Pull out every line with the word "this" from the entries below.

Data
◇ ◇ ◇ ◇ ◇
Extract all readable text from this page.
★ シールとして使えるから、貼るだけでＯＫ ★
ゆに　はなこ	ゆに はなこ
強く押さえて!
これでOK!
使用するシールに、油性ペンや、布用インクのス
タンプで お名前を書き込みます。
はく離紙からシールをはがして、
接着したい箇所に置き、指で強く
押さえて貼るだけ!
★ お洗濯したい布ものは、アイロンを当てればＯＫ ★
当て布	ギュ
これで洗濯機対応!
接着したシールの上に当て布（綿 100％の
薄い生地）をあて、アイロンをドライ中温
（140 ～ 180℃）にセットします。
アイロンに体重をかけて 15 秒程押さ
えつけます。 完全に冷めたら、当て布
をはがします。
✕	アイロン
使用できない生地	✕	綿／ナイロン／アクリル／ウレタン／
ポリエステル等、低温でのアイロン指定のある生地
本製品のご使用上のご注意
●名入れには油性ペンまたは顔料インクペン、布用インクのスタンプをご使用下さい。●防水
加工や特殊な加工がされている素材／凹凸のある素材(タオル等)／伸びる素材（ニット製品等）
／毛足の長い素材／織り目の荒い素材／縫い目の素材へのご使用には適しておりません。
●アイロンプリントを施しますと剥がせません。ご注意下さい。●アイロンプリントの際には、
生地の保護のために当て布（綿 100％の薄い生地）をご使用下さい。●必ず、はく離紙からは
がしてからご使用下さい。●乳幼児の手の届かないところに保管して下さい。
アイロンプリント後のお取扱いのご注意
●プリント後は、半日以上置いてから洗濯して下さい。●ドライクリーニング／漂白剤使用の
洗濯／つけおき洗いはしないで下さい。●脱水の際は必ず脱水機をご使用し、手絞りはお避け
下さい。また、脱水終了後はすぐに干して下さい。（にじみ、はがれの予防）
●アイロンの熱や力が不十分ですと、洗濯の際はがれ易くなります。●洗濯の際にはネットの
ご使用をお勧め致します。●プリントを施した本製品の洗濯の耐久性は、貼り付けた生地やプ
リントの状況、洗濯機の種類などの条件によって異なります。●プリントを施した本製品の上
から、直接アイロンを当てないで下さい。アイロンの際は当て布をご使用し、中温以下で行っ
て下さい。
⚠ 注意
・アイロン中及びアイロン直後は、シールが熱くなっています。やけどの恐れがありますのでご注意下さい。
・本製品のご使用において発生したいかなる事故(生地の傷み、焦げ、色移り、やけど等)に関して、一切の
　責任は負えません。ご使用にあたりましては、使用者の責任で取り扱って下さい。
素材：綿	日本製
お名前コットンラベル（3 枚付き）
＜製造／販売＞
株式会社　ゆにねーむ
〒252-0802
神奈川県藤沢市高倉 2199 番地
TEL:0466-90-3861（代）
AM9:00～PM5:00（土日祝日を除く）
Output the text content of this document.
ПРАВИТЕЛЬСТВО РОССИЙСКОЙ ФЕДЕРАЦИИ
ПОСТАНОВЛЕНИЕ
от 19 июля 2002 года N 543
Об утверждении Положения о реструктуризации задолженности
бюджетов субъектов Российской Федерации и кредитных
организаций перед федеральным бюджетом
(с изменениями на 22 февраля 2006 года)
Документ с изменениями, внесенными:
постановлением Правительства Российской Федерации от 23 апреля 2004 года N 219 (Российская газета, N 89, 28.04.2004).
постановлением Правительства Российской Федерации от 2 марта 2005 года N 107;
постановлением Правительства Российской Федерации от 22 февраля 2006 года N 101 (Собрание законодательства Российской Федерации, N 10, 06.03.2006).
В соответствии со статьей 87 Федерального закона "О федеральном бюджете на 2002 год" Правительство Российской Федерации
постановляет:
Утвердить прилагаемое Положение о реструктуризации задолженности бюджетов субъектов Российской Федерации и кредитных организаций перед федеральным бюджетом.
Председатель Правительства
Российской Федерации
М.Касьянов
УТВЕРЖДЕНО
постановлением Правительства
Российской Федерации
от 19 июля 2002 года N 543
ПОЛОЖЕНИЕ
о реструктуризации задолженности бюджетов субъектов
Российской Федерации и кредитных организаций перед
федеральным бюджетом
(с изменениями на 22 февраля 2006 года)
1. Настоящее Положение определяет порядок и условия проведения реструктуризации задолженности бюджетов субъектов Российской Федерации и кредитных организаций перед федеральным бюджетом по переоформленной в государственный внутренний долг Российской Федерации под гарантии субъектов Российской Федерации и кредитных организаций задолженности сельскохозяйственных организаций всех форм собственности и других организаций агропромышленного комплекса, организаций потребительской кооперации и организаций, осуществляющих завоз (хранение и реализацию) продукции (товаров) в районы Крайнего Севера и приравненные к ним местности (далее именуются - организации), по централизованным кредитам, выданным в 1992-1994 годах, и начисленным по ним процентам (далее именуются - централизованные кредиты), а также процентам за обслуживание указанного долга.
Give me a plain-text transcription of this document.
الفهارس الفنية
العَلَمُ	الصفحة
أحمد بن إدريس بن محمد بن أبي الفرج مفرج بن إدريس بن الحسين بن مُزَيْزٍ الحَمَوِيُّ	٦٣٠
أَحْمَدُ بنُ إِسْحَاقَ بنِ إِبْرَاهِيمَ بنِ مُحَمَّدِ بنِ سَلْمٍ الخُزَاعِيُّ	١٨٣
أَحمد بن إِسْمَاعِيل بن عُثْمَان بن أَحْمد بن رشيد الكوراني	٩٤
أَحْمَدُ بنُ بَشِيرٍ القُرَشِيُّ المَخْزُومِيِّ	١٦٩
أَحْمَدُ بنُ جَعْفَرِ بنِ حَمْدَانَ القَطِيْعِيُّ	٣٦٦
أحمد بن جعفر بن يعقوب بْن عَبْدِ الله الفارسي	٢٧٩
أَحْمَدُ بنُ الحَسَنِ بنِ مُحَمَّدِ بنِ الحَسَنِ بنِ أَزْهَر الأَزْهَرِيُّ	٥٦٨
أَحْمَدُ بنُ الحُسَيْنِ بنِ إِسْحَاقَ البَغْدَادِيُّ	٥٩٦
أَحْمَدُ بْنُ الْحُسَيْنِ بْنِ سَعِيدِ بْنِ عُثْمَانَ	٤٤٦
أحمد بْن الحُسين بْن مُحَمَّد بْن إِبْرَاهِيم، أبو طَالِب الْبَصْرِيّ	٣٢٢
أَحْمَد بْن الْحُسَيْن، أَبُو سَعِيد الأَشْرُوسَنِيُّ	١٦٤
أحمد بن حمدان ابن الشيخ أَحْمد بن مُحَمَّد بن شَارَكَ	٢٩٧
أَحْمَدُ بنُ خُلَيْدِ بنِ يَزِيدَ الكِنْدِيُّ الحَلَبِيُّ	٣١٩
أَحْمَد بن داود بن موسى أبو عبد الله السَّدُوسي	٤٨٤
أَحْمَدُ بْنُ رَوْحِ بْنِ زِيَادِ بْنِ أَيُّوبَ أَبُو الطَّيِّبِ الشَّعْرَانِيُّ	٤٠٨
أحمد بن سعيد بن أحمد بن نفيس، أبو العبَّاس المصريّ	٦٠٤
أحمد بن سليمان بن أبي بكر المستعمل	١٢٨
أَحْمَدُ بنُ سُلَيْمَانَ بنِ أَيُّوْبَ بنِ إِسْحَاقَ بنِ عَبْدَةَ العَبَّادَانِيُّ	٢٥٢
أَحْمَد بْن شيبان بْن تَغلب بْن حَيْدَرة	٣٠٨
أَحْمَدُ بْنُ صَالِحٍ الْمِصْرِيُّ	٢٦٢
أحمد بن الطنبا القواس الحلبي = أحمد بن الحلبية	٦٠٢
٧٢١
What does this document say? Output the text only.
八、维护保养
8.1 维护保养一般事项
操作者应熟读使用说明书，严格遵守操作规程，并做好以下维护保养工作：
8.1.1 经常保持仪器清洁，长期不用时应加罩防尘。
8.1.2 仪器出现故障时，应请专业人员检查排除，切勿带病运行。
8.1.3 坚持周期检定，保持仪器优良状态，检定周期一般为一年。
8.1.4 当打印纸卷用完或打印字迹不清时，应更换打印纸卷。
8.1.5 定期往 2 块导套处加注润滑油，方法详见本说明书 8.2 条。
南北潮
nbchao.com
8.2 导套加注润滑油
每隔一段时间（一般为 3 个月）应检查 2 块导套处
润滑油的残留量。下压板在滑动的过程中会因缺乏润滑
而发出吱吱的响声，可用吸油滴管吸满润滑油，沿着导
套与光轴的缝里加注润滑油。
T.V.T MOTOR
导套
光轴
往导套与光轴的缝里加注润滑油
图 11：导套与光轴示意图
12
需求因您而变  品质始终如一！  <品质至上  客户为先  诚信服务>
◇ ◇ ◇ ◇ ◇
Full answer
Extract all readable text from this page.
Output the text content of this document.
Give me a plain-text transcription of this document.
What does this document say? Output the text only.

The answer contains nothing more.